[Dataset entries]
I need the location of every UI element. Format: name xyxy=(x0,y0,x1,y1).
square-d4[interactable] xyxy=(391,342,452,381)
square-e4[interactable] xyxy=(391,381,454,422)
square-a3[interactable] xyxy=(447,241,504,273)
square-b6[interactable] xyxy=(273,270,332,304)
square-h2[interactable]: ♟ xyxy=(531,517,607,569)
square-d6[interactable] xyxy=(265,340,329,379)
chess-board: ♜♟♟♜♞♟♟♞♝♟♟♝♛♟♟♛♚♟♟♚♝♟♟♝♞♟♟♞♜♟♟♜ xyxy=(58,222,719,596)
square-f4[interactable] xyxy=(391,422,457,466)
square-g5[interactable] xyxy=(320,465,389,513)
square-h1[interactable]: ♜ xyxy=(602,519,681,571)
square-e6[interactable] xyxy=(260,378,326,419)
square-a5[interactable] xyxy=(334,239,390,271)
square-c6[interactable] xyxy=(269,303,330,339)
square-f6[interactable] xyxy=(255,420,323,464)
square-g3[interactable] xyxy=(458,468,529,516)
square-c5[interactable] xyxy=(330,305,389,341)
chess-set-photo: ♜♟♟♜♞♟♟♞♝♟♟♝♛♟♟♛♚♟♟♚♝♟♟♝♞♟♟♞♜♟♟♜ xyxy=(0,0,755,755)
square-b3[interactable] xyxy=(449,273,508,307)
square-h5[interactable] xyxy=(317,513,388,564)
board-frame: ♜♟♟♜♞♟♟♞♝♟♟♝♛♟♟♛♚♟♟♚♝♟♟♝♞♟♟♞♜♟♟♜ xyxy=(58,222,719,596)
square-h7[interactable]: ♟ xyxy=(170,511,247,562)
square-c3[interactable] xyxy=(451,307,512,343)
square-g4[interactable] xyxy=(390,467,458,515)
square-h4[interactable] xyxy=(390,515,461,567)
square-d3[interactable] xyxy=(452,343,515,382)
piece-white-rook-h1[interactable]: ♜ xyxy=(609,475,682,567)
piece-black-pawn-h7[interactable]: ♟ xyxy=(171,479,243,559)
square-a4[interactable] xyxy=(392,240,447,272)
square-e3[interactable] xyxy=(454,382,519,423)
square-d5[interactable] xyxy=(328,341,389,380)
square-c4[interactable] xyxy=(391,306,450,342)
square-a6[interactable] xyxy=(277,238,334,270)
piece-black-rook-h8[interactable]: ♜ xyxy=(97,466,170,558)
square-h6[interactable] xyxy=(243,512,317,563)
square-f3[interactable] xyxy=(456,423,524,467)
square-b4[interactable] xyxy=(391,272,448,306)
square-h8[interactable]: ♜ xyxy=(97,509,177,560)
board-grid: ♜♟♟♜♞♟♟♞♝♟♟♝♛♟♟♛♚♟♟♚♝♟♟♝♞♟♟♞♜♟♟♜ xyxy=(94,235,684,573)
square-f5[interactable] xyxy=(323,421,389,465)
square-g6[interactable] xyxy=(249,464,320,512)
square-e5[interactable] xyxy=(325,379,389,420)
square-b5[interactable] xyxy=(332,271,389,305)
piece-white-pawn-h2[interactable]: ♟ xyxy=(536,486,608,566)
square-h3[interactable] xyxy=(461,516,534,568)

(WRITTEN EXERCISE) Copy the listing above line for line, changing nothing.

(COMPLETE ANSWER)
I need the location of every UI element. Format: name xyxy=(x0,y0,x1,y1).
square-d4[interactable] xyxy=(391,342,452,381)
square-e4[interactable] xyxy=(391,381,454,422)
square-a3[interactable] xyxy=(447,241,504,273)
square-b6[interactable] xyxy=(273,270,332,304)
square-h2[interactable]: ♟ xyxy=(531,517,607,569)
square-d6[interactable] xyxy=(265,340,329,379)
chess-board: ♜♟♟♜♞♟♟♞♝♟♟♝♛♟♟♛♚♟♟♚♝♟♟♝♞♟♟♞♜♟♟♜ xyxy=(58,222,719,596)
square-f4[interactable] xyxy=(391,422,457,466)
square-g5[interactable] xyxy=(320,465,389,513)
square-h1[interactable]: ♜ xyxy=(602,519,681,571)
square-e6[interactable] xyxy=(260,378,326,419)
square-a5[interactable] xyxy=(334,239,390,271)
square-c6[interactable] xyxy=(269,303,330,339)
square-f6[interactable] xyxy=(255,420,323,464)
square-g3[interactable] xyxy=(458,468,529,516)
square-c5[interactable] xyxy=(330,305,389,341)
chess-set-photo: ♜♟♟♜♞♟♟♞♝♟♟♝♛♟♟♛♚♟♟♚♝♟♟♝♞♟♟♞♜♟♟♜ xyxy=(0,0,755,755)
square-b3[interactable] xyxy=(449,273,508,307)
square-h5[interactable] xyxy=(317,513,388,564)
board-frame: ♜♟♟♜♞♟♟♞♝♟♟♝♛♟♟♛♚♟♟♚♝♟♟♝♞♟♟♞♜♟♟♜ xyxy=(58,222,719,596)
square-h7[interactable]: ♟ xyxy=(170,511,247,562)
square-c3[interactable] xyxy=(451,307,512,343)
square-g4[interactable] xyxy=(390,467,458,515)
square-h4[interactable] xyxy=(390,515,461,567)
square-d3[interactable] xyxy=(452,343,515,382)
piece-white-rook-h1[interactable]: ♜ xyxy=(609,475,682,567)
piece-black-pawn-h7[interactable]: ♟ xyxy=(171,479,243,559)
square-a4[interactable] xyxy=(392,240,447,272)
square-e3[interactable] xyxy=(454,382,519,423)
square-d5[interactable] xyxy=(328,341,389,380)
square-c4[interactable] xyxy=(391,306,450,342)
square-a6[interactable] xyxy=(277,238,334,270)
piece-black-rook-h8[interactable]: ♜ xyxy=(97,466,170,558)
square-h6[interactable] xyxy=(243,512,317,563)
square-f3[interactable] xyxy=(456,423,524,467)
square-b4[interactable] xyxy=(391,272,448,306)
square-h8[interactable]: ♜ xyxy=(97,509,177,560)
board-grid: ♜♟♟♜♞♟♟♞♝♟♟♝♛♟♟♛♚♟♟♚♝♟♟♝♞♟♟♞♜♟♟♜ xyxy=(94,235,684,573)
square-f5[interactable] xyxy=(323,421,389,465)
square-g6[interactable] xyxy=(249,464,320,512)
square-e5[interactable] xyxy=(325,379,389,420)
square-b5[interactable] xyxy=(332,271,389,305)
piece-white-pawn-h2[interactable]: ♟ xyxy=(536,486,608,566)
square-h3[interactable] xyxy=(461,516,534,568)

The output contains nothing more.